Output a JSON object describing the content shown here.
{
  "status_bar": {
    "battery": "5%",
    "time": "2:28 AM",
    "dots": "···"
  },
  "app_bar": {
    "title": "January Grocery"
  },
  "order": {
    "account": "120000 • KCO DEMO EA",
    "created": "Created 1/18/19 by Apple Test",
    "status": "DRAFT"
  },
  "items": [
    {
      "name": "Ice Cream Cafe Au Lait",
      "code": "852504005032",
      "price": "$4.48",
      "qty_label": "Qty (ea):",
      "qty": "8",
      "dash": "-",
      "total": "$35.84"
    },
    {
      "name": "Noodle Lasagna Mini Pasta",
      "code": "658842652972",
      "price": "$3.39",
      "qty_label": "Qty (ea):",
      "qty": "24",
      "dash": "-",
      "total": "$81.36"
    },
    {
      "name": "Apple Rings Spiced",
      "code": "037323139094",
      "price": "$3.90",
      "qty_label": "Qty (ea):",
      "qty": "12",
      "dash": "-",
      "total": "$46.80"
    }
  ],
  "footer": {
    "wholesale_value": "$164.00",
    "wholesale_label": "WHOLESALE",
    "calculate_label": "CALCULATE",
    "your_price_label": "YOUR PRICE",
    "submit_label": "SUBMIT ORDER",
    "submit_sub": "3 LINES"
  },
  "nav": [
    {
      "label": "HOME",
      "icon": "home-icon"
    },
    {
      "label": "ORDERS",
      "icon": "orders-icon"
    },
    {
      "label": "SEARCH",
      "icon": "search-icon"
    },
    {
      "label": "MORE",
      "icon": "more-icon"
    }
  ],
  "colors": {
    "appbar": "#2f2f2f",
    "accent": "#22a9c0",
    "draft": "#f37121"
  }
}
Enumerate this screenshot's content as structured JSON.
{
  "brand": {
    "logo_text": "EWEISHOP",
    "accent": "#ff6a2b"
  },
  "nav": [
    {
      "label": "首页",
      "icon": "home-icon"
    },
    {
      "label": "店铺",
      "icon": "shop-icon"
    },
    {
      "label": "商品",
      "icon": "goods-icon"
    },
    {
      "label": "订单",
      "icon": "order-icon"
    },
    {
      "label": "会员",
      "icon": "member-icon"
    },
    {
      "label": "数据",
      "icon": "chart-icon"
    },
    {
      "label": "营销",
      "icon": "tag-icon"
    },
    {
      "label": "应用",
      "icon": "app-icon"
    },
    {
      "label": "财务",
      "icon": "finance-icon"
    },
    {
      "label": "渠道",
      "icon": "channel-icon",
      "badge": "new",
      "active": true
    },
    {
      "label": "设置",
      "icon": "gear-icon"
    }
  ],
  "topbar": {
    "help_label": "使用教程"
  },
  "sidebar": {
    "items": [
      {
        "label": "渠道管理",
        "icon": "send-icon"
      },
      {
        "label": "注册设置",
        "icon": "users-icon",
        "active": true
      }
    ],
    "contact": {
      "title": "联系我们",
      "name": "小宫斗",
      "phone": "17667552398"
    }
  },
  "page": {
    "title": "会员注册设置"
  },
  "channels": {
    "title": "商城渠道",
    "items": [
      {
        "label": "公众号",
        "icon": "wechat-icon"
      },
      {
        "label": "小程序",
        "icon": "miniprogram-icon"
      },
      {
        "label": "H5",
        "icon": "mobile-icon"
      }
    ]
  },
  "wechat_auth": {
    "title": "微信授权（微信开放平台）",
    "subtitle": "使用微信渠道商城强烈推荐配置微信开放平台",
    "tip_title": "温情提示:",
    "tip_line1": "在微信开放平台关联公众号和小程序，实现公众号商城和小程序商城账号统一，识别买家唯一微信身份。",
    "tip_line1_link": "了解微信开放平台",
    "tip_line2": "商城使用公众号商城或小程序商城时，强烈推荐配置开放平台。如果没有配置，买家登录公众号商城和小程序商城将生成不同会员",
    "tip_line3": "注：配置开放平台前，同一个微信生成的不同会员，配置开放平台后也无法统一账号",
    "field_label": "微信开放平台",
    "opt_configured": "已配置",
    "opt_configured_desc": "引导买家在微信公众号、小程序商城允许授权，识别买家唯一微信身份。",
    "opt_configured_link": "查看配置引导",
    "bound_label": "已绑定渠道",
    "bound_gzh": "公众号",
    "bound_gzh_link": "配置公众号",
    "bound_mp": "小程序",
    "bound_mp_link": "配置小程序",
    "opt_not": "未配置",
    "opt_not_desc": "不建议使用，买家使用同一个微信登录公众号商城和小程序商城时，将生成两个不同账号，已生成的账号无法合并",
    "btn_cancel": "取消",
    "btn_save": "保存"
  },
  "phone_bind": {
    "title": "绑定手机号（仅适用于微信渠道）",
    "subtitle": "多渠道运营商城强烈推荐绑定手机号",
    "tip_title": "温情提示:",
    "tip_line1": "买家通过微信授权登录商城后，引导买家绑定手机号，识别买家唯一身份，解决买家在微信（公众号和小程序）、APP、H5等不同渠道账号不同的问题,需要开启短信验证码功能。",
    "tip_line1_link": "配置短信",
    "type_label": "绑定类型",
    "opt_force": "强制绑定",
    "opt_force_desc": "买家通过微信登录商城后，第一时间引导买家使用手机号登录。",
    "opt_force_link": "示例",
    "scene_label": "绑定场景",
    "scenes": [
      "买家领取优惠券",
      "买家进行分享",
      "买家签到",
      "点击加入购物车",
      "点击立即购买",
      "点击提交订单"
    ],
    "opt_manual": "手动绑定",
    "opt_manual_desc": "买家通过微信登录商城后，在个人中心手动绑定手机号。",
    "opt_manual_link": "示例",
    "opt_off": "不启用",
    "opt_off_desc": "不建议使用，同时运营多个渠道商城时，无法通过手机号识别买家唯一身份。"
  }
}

======

## Task instructions:
Extract every entry in the listing word for word.

## Task response:
Output a JSON object describing the content shown here.
{
  "status_bar": {
    "battery": "5%",
    "time": "2:28 AM",
    "dots": "···"
  },
  "app_bar": {
    "title": "January Grocery"
  },
  "order": {
    "account": "120000 • KCO DEMO EA",
    "created": "Created 1/18/19 by Apple Test",
    "status": "DRAFT"
  },
  "items": [
    {
      "name": "Ice Cream Cafe Au Lait",
      "code": "852504005032",
      "price": "$4.48",
      "qty_label": "Qty (ea):",
      "qty": "8",
      "dash": "-",
      "total": "$35.84"
    },
    {
      "name": "Noodle Lasagna Mini Pasta",
      "code": "658842652972",
      "price": "$3.39",
      "qty_label": "Qty (ea):",
      "qty": "24",
      "dash": "-",
      "total": "$81.36"
    },
    {
      "name": "Apple Rings Spiced",
      "code": "037323139094",
      "price": "$3.90",
      "qty_label": "Qty (ea):",
      "qty": "12",
      "dash": "-",
      "total": "$46.80"
    }
  ],
  "footer": {
    "wholesale_value": "$164.00",
    "wholesale_label": "WHOLESALE",
    "calculate_label": "CALCULATE",
    "your_price_label": "YOUR PRICE",
    "submit_label": "SUBMIT ORDER",
    "submit_sub": "3 LINES"
  },
  "nav": [
    {
      "label": "HOME",
      "icon": "home-icon"
    },
    {
      "label": "ORDERS",
      "icon": "orders-icon"
    },
    {
      "label": "SEARCH",
      "icon": "search-icon"
    },
    {
      "label": "MORE",
      "icon": "more-icon"
    }
  ],
  "colors": {
    "appbar": "#2f2f2f",
    "accent": "#22a9c0",
    "draft": "#f37121"
  }
}
Enumerate this screenshot's content as structured JSON.
{
  "brand": {
    "logo_text": "EWEISHOP",
    "accent": "#ff6a2b"
  },
  "nav": [
    {
      "label": "首页",
      "icon": "home-icon"
    },
    {
      "label": "店铺",
      "icon": "shop-icon"
    },
    {
      "label": "商品",
      "icon": "goods-icon"
    },
    {
      "label": "订单",
      "icon": "order-icon"
    },
    {
      "label": "会员",
      "icon": "member-icon"
    },
    {
      "label": "数据",
      "icon": "chart-icon"
    },
    {
      "label": "营销",
      "icon": "tag-icon"
    },
    {
      "label": "应用",
      "icon": "app-icon"
    },
    {
      "label": "财务",
      "icon": "finance-icon"
    },
    {
      "label": "渠道",
      "icon": "channel-icon",
      "badge": "new",
      "active": true
    },
    {
      "label": "设置",
      "icon": "gear-icon"
    }
  ],
  "topbar": {
    "help_label": "使用教程"
  },
  "sidebar": {
    "items": [
      {
        "label": "渠道管理",
        "icon": "send-icon"
      },
      {
        "label": "注册设置",
        "icon": "users-icon",
        "active": true
      }
    ],
    "contact": {
      "title": "联系我们",
      "name": "小宫斗",
      "phone": "17667552398"
    }
  },
  "page": {
    "title": "会员注册设置"
  },
  "channels": {
    "title": "商城渠道",
    "items": [
      {
        "label": "公众号",
        "icon": "wechat-icon"
      },
      {
        "label": "小程序",
        "icon": "miniprogram-icon"
      },
      {
        "label": "H5",
        "icon": "mobile-icon"
      }
    ]
  },
  "wechat_auth": {
    "title": "微信授权（微信开放平台）",
    "subtitle": "使用微信渠道商城强烈推荐配置微信开放平台",
    "tip_title": "温情提示:",
    "tip_line1": "在微信开放平台关联公众号和小程序，实现公众号商城和小程序商城账号统一，识别买家唯一微信身份。",
    "tip_line1_link": "了解微信开放平台",
    "tip_line2": "商城使用公众号商城或小程序商城时，强烈推荐配置开放平台。如果没有配置，买家登录公众号商城和小程序商城将生成不同会员",
    "tip_line3": "注：配置开放平台前，同一个微信生成的不同会员，配置开放平台后也无法统一账号",
    "field_label": "微信开放平台",
    "opt_configured": "已配置",
    "opt_configured_desc": "引导买家在微信公众号、小程序商城允许授权，识别买家唯一微信身份。",
    "opt_configured_link": "查看配置引导",
    "bound_label": "已绑定渠道",
    "bound_gzh": "公众号",
    "bound_gzh_link": "配置公众号",
    "bound_mp": "小程序",
    "bound_mp_link": "配置小程序",
    "opt_not": "未配置",
    "opt_not_desc": "不建议使用，买家使用同一个微信登录公众号商城和小程序商城时，将生成两个不同账号，已生成的账号无法合并",
    "btn_cancel": "取消",
    "btn_save": "保存"
  },
  "phone_bind": {
    "title": "绑定手机号（仅适用于微信渠道）",
    "subtitle": "多渠道运营商城强烈推荐绑定手机号",
    "tip_title": "温情提示:",
    "tip_line1": "买家通过微信授权登录商城后，引导买家绑定手机号，识别买家唯一身份，解决买家在微信（公众号和小程序）、APP、H5等不同渠道账号不同的问题,需要开启短信验证码功能。",
    "tip_line1_link": "配置短信",
    "type_label": "绑定类型",
    "opt_force": "强制绑定",
    "opt_force_desc": "买家通过微信登录商城后，第一时间引导买家使用手机号登录。",
    "opt_force_link": "示例",
    "scene_label": "绑定场景",
    "scenes": [
      "买家领取优惠券",
      "买家进行分享",
      "买家签到",
      "点击加入购物车",
      "点击立即购买",
      "点击提交订单"
    ],
    "opt_manual": "手动绑定",
    "opt_manual_desc": "买家通过微信登录商城后，在个人中心手动绑定手机号。",
    "opt_manual_link": "示例",
    "opt_off": "不启用",
    "opt_off_desc": "不建议使用，同时运营多个渠道商城时，无法通过手机号识别买家唯一身份。"
  }
}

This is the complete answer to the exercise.